[BEGIN TASK DATA]

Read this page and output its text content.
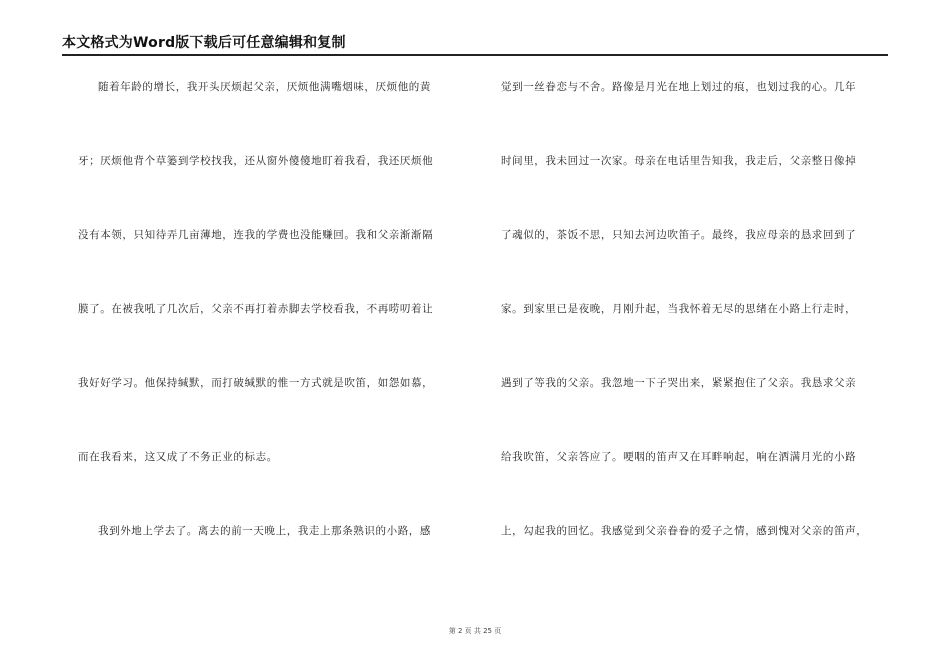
本文格式为Word版下载后可任意编辑和复制
随着年龄的增长，我开头厌烦起父亲，厌烦他满嘴烟味，厌烦他的黄
牙；厌烦他背个草篓到学校找我，还从窗外傻傻地盯着我看，我还厌烦他
没有本领，只知待弄几亩薄地，连我的学费也没能赚回。我和父亲渐渐隔
膜了。在被我吼了几次后，父亲不再打着赤脚去学校看我，不再唠叨着让
我好好学习。他保持缄默，而打破缄默的惟一方式就是吹笛，如怨如慕，
而在我看来，这又成了不务正业的标志。
我到外地上学去了。离去的前一天晚上，我走上那条熟识的小路，感
觉到一丝眷恋与不舍。路像是月光在地上划过的痕，也划过我的心。几年
时间里，我未回过一次家。母亲在电话里告知我，我走后，父亲整日像掉
了魂似的，茶饭不思，只知去河边吹笛子。最终，我应母亲的恳求回到了
家。到家里已是夜晚，月刚升起，当我怀着无尽的思绪在小路上行走时，
遇到了等我的父亲。我忽地一下子哭出来，紧紧抱住了父亲。我恳求父亲
给我吹笛，父亲答应了。哽咽的笛声又在耳畔响起，响在洒满月光的小路
上，勾起我的回忆。我感觉到父亲眷眷的爱子之情，感到愧对父亲的笛声，
第 2 页 共 25 页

[END TASK DATA]

■ **WHAT YOU NEED TO DO**
Give the entries again without a single change, but with no pictures.

■ **WRITTEN RESPONSE**
Read this page and output its text content.
本文格式为Word版下载后可任意编辑和复制
随着年龄的增长，我开头厌烦起父亲，厌烦他满嘴烟味，厌烦他的黄
牙；厌烦他背个草篓到学校找我，还从窗外傻傻地盯着我看，我还厌烦他
没有本领，只知待弄几亩薄地，连我的学费也没能赚回。我和父亲渐渐隔
膜了。在被我吼了几次后，父亲不再打着赤脚去学校看我，不再唠叨着让
我好好学习。他保持缄默，而打破缄默的惟一方式就是吹笛，如怨如慕，
而在我看来，这又成了不务正业的标志。
我到外地上学去了。离去的前一天晚上，我走上那条熟识的小路，感
觉到一丝眷恋与不舍。路像是月光在地上划过的痕，也划过我的心。几年
时间里，我未回过一次家。母亲在电话里告知我，我走后，父亲整日像掉
了魂似的，茶饭不思，只知去河边吹笛子。最终，我应母亲的恳求回到了
家。到家里已是夜晚，月刚升起，当我怀着无尽的思绪在小路上行走时，
遇到了等我的父亲。我忽地一下子哭出来，紧紧抱住了父亲。我恳求父亲
给我吹笛，父亲答应了。哽咽的笛声又在耳畔响起，响在洒满月光的小路
上，勾起我的回忆。我感觉到父亲眷眷的爱子之情，感到愧对父亲的笛声，
第 2 页 共 25 页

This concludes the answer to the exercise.